Collected data
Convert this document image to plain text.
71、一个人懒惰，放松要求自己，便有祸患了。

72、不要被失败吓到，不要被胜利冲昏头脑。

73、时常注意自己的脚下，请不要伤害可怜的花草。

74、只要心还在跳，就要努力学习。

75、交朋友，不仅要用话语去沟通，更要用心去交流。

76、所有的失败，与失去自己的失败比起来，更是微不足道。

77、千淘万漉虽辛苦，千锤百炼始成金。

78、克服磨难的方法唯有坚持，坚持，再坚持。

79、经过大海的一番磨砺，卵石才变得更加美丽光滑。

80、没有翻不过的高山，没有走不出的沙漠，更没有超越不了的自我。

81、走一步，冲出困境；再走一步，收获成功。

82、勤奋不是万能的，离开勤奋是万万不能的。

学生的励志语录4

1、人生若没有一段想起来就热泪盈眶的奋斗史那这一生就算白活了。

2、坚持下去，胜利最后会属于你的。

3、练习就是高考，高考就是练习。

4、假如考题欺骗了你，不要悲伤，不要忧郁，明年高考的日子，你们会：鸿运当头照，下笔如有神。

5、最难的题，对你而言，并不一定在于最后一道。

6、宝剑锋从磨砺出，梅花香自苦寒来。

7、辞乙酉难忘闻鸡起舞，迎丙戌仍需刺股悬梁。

*The task:*
Copy the material above, line for line.

*Task answer:*
Convert this document image to plain text.
71、一个人懒惰，放松要求自己，便有祸患了。

72、不要被失败吓到，不要被胜利冲昏头脑。

73、时常注意自己的脚下，请不要伤害可怜的花草。

74、只要心还在跳，就要努力学习。

75、交朋友，不仅要用话语去沟通，更要用心去交流。

76、所有的失败，与失去自己的失败比起来，更是微不足道。

77、千淘万漉虽辛苦，千锤百炼始成金。

78、克服磨难的方法唯有坚持，坚持，再坚持。

79、经过大海的一番磨砺，卵石才变得更加美丽光滑。

80、没有翻不过的高山，没有走不出的沙漠，更没有超越不了的自我。

81、走一步，冲出困境；再走一步，收获成功。

82、勤奋不是万能的，离开勤奋是万万不能的。

学生的励志语录4

1、人生若没有一段想起来就热泪盈眶的奋斗史那这一生就算白活了。

2、坚持下去，胜利最后会属于你的。

3、练习就是高考，高考就是练习。

4、假如考题欺骗了你，不要悲伤，不要忧郁，明年高考的日子，你们会：鸿运当头照，下笔如有神。

5、最难的题，对你而言，并不一定在于最后一道。

6、宝剑锋从磨砺出，梅花香自苦寒来。

7、辞乙酉难忘闻鸡起舞，迎丙戌仍需刺股悬梁。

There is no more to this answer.